◆ **Objective**
Copy out every line in the entries below that includes "przed".

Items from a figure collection
# # #

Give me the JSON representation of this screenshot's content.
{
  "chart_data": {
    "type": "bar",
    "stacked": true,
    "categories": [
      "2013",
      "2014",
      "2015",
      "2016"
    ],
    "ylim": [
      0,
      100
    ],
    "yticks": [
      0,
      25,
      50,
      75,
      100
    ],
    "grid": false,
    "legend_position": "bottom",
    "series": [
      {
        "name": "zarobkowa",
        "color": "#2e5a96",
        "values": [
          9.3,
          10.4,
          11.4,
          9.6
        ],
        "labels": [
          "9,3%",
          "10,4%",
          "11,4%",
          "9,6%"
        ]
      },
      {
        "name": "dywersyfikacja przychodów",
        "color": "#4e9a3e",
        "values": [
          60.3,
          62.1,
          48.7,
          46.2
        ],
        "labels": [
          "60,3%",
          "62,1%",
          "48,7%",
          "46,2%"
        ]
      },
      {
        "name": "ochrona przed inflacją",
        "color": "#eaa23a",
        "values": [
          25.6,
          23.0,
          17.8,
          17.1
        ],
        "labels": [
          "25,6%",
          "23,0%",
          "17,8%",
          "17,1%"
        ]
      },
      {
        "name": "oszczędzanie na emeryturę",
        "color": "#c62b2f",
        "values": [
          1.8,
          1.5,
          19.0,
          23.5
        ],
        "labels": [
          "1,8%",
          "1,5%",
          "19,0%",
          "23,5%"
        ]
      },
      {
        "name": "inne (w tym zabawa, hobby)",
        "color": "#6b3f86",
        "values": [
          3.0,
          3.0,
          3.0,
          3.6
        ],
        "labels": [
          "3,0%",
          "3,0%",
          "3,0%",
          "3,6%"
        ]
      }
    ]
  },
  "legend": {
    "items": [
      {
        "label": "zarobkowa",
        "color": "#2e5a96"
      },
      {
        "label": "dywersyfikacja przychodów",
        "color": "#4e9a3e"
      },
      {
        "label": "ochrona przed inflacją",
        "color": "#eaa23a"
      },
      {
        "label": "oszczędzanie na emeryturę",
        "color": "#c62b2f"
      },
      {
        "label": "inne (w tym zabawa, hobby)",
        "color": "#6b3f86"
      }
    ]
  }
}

# # #

◆ **Complete response**
        "name": "ochrona przed inflacją",
        "label": "ochrona przed inflacją",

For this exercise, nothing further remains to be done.